Consigne » Sélectionnez puis recopiez chaque ligne du matériel où figure la chaîne « Glint ».

━━━━━ Données ━━━━━

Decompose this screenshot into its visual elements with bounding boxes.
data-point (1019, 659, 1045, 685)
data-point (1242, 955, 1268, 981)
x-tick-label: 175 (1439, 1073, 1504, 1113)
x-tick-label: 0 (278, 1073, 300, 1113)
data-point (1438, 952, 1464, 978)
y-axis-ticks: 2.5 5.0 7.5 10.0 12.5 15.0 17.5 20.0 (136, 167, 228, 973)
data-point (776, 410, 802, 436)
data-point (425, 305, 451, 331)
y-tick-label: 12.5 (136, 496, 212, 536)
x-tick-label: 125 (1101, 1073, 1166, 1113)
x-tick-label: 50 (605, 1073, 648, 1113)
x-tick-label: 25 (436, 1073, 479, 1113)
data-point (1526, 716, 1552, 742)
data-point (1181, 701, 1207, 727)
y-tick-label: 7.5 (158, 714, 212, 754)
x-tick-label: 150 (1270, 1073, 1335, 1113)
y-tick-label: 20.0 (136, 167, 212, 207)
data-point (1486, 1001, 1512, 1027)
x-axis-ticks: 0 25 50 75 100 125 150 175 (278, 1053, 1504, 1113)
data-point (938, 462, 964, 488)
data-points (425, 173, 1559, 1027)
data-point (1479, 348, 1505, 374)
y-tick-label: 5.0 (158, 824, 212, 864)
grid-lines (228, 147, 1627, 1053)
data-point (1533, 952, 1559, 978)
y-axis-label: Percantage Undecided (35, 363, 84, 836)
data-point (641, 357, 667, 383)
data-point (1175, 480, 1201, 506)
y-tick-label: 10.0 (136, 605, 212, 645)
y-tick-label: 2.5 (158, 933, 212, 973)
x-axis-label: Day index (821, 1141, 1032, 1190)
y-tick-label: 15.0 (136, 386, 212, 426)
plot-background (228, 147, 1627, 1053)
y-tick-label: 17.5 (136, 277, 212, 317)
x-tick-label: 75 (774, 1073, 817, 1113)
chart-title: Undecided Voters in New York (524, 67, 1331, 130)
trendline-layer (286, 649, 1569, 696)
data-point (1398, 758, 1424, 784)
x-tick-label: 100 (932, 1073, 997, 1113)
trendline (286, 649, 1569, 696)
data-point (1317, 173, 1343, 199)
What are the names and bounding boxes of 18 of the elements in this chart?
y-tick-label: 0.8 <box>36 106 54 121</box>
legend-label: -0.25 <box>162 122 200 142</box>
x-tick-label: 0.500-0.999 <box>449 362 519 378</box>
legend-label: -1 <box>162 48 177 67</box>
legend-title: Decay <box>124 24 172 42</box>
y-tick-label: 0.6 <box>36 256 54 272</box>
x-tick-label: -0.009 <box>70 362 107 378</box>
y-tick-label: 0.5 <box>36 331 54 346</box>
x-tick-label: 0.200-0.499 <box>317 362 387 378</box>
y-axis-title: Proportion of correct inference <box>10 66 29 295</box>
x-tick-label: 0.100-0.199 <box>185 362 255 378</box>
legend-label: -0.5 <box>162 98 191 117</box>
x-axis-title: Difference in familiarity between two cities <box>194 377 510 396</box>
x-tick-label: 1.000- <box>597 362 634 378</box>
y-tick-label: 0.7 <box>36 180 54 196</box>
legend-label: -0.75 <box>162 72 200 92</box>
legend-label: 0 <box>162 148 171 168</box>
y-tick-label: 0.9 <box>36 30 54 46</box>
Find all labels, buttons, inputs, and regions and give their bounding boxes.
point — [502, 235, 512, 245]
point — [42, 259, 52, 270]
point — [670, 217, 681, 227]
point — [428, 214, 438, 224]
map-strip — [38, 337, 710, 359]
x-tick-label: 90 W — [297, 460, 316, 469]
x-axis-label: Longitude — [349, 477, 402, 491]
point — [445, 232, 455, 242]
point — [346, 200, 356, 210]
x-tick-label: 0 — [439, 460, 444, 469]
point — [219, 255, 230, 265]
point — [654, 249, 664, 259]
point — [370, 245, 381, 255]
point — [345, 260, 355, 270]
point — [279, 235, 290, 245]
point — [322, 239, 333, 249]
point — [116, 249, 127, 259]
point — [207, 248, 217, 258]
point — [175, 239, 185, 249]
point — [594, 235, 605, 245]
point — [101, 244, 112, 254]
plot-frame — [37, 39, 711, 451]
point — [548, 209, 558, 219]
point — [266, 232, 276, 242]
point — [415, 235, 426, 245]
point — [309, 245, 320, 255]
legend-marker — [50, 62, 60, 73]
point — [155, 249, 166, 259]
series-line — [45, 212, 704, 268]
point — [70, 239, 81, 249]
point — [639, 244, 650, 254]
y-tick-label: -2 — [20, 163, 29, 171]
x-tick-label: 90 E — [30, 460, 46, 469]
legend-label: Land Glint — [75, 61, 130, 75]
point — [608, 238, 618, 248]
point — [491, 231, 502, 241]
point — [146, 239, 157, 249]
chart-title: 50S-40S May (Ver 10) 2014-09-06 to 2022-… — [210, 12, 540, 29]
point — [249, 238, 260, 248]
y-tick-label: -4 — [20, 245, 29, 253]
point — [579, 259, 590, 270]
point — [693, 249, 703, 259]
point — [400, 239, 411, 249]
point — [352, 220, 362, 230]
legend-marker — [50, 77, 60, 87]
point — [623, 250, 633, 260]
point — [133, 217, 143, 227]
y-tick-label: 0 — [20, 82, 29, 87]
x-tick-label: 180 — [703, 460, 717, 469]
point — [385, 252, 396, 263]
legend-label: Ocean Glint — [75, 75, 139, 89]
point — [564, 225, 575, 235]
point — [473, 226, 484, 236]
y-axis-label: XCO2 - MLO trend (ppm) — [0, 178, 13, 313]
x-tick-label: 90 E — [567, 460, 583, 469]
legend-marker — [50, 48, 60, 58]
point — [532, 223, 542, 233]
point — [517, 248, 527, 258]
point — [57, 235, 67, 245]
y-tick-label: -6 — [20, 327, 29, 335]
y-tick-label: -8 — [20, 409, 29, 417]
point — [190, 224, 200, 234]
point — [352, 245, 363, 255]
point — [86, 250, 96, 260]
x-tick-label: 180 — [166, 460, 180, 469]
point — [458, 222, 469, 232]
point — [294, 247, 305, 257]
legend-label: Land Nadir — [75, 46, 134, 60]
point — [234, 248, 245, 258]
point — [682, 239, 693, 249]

━━━━━

La réponse »
legend-label: Land Glint — [75, 61, 130, 75]
legend-label: Ocean Glint — [75, 75, 139, 89]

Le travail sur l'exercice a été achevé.